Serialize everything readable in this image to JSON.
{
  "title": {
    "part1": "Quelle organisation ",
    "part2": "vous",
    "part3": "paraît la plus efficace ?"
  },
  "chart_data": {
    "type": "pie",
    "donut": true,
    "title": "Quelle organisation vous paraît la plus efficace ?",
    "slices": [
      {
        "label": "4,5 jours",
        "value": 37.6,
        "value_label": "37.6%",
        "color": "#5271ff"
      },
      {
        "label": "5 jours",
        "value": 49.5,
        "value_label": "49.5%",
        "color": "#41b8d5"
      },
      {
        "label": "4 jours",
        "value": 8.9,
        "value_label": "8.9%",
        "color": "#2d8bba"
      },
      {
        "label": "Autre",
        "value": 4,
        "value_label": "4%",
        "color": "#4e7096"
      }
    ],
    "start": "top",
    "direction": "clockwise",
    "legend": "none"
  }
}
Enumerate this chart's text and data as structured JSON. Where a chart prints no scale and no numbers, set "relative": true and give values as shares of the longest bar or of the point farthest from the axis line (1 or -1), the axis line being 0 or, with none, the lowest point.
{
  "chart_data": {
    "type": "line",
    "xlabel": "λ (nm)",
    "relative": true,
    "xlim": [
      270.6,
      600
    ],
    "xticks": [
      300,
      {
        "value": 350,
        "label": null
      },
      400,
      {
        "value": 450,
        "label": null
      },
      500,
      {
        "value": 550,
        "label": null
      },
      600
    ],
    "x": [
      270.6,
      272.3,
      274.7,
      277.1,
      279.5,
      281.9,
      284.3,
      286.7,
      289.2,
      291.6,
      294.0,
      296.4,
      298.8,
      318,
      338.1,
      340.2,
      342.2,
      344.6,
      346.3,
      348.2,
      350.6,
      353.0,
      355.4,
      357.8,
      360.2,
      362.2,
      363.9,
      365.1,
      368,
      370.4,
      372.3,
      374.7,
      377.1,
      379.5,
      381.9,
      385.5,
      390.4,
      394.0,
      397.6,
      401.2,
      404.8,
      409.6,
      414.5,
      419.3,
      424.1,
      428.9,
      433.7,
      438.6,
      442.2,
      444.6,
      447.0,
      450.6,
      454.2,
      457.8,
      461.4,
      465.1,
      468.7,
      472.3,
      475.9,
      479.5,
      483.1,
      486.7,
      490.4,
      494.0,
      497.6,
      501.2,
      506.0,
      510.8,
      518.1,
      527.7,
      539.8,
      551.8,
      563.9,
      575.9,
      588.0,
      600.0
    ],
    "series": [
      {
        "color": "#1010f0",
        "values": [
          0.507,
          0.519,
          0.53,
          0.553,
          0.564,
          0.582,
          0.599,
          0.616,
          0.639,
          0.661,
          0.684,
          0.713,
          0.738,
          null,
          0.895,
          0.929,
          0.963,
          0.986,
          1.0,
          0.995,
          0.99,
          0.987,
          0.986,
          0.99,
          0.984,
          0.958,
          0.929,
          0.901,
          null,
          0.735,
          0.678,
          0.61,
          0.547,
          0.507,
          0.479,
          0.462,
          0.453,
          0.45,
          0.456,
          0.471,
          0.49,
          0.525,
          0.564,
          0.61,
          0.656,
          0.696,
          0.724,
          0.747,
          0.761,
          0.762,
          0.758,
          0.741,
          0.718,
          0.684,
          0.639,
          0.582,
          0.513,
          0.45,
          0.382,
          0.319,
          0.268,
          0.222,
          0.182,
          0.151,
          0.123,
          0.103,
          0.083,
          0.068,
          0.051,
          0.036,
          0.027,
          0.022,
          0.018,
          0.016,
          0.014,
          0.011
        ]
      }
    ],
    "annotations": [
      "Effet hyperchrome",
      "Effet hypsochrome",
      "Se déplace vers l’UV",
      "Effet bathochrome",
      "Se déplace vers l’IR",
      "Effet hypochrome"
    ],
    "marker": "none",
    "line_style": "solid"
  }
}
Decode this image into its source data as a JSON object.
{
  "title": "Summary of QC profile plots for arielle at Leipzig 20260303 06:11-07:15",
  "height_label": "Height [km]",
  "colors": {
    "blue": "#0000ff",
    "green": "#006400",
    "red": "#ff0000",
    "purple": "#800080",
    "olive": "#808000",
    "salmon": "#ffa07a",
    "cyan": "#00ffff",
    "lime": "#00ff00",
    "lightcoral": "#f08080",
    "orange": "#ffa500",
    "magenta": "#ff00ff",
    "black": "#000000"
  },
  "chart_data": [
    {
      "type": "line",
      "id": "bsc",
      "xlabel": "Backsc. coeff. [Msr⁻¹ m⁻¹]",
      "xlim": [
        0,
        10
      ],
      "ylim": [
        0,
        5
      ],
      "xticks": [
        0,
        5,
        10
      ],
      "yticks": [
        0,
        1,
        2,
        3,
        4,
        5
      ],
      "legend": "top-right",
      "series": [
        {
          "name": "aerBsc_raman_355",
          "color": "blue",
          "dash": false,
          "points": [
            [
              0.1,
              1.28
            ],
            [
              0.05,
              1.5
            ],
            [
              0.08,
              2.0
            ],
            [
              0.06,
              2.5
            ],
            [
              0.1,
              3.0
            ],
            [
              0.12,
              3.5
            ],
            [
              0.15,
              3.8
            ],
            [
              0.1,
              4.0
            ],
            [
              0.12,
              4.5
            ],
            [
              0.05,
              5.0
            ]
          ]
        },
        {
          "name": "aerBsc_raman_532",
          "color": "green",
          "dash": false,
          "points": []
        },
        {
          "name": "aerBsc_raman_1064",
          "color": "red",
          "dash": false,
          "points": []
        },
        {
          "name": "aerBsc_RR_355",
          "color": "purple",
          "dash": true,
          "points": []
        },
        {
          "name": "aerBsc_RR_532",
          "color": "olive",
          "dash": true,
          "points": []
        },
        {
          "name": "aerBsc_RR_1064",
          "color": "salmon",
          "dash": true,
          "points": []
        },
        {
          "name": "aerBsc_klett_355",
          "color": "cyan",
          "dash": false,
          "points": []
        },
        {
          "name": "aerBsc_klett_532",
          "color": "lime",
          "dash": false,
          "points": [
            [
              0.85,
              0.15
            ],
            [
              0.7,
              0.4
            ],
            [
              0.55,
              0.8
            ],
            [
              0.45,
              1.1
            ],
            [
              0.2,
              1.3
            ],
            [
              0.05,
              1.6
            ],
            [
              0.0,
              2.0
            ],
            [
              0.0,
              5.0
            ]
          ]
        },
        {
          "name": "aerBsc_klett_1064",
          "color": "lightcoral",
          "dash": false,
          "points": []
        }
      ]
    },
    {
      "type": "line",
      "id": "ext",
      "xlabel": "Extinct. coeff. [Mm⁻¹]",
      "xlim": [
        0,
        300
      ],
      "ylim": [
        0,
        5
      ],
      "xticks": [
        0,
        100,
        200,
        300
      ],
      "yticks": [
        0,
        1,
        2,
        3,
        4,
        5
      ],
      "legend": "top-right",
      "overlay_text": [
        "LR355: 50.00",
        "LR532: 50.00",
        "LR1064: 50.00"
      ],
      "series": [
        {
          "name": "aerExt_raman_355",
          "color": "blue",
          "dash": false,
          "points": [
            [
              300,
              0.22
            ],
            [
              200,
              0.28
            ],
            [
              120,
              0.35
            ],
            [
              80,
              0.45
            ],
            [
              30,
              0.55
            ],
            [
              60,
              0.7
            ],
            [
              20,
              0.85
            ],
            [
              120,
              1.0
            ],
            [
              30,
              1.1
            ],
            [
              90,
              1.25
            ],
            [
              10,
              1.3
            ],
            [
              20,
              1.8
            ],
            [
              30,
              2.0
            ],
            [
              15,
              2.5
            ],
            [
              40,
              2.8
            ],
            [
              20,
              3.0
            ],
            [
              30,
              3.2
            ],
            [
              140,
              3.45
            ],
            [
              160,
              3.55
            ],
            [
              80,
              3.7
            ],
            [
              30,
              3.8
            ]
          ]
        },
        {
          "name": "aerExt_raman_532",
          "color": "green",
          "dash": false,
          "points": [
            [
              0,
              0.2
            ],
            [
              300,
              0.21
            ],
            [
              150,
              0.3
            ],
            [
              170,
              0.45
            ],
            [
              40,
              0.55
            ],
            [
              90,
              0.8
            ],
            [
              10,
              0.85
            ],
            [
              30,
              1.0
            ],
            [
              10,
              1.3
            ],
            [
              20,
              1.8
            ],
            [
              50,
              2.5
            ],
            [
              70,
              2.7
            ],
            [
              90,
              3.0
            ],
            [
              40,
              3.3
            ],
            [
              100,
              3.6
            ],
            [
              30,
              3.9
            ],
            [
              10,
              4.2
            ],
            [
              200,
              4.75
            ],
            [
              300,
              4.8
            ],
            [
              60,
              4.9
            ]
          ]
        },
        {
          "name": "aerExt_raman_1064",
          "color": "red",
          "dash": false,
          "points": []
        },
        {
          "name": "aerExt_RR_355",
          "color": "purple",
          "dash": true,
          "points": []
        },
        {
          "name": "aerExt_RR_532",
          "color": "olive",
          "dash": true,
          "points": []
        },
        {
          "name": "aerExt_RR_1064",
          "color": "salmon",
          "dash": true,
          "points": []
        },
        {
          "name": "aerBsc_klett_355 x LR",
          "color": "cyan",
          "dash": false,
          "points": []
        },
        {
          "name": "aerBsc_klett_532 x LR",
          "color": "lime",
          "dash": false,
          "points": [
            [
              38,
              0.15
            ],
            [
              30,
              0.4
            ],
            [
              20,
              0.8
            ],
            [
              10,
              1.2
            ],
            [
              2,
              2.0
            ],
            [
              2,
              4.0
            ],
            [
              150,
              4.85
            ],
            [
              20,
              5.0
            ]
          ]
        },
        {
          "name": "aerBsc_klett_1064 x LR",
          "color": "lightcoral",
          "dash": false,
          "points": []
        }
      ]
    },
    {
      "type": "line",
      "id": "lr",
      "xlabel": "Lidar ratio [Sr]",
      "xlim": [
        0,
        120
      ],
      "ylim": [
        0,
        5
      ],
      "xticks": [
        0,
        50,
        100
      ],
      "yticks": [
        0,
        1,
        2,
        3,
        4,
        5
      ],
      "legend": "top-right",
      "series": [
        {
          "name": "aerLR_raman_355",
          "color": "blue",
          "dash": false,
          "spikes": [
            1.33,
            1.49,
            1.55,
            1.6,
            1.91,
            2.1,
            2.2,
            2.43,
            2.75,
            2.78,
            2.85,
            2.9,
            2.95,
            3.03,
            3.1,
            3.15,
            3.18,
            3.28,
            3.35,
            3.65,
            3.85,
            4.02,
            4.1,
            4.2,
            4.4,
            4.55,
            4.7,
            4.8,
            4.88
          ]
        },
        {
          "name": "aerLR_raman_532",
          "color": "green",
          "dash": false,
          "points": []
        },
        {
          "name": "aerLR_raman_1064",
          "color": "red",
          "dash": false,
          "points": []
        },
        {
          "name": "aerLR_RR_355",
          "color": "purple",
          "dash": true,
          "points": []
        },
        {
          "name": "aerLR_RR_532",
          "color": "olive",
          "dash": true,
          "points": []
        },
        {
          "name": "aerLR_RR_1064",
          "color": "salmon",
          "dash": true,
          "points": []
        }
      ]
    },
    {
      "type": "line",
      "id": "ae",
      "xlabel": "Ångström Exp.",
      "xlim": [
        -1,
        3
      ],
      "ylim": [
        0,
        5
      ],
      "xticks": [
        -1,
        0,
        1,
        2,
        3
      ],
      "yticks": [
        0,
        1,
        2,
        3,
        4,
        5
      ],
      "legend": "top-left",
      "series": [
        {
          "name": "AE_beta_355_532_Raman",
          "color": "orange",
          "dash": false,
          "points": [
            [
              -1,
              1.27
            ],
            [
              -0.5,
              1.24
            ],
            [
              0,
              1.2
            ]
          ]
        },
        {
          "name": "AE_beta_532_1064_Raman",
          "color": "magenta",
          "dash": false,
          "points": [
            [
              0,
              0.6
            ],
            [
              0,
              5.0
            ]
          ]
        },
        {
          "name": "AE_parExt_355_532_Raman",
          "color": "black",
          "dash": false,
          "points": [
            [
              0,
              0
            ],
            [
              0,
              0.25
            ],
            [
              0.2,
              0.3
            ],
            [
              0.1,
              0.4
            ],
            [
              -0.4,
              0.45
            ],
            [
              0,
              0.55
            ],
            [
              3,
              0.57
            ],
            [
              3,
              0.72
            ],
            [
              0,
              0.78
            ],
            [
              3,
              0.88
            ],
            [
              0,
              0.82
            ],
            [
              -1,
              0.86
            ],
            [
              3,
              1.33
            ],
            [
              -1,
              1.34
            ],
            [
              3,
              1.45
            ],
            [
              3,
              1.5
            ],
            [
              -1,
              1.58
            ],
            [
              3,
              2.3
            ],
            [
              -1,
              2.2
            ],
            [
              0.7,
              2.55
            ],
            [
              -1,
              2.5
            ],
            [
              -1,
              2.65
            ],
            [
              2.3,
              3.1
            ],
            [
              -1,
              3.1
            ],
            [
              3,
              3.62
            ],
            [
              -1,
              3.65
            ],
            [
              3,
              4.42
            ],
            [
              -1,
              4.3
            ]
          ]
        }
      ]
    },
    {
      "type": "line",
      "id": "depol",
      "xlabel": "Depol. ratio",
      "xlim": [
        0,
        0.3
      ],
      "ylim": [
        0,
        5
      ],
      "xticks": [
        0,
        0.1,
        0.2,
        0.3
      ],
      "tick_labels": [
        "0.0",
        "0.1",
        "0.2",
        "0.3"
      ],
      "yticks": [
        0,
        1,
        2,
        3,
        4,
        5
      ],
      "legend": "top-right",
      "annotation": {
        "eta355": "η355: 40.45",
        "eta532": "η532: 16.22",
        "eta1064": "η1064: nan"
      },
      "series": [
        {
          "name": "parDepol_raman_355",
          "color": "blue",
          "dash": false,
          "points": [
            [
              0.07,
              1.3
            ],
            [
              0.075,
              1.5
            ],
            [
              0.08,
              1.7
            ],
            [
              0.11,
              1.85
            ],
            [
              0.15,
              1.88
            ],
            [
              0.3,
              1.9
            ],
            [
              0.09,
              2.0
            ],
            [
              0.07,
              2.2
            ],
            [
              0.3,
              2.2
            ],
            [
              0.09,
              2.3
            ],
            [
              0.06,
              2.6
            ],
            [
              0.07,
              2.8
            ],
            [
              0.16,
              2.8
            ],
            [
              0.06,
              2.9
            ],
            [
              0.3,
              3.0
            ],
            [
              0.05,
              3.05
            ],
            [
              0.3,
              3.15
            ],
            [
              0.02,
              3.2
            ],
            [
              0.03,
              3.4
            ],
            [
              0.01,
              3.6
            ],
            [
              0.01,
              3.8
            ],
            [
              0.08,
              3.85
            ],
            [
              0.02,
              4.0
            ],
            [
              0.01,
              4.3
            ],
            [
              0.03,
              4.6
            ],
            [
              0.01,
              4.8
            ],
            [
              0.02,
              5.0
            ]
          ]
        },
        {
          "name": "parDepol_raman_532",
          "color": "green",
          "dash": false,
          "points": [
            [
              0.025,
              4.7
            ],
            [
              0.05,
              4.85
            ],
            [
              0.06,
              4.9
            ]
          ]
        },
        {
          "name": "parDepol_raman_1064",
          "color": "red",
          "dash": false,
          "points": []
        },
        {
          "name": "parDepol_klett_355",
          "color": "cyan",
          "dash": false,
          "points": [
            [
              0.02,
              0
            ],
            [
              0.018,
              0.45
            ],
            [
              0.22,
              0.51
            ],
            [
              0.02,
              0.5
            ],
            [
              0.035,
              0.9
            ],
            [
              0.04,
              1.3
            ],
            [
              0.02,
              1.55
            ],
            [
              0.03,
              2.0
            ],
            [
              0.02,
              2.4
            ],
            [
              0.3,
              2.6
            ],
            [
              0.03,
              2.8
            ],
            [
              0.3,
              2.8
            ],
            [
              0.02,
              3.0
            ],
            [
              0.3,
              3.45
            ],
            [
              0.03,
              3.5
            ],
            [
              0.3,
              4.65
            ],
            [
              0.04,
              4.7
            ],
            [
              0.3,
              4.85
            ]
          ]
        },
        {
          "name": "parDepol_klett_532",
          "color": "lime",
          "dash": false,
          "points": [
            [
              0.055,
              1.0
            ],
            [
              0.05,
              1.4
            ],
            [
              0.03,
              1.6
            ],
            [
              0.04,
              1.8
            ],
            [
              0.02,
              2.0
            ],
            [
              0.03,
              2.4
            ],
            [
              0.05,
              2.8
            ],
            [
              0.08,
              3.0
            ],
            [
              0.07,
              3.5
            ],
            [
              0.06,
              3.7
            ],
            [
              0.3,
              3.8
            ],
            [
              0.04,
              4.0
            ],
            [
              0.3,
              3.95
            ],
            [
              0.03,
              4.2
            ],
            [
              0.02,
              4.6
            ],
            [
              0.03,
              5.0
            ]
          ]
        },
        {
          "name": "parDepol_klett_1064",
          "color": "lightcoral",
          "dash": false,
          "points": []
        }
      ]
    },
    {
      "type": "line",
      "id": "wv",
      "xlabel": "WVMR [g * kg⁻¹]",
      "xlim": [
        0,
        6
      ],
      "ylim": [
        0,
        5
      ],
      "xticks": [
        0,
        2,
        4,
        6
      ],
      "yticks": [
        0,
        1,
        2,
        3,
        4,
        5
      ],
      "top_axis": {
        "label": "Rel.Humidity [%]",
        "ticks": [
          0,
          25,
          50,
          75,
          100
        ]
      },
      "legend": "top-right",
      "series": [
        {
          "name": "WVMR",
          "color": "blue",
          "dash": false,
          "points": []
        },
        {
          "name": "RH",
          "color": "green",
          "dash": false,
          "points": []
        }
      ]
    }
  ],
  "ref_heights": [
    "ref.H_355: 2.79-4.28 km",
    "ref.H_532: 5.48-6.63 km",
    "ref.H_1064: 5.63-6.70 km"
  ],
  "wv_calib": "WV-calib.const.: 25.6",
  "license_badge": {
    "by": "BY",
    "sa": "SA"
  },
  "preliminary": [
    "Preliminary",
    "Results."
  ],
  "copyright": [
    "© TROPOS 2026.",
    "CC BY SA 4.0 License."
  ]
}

--*--

Find the lines containing "jours" and list every one of them.

        "label": "4,5 jours",
        "label": "5 jours",
        "label": "4 jours",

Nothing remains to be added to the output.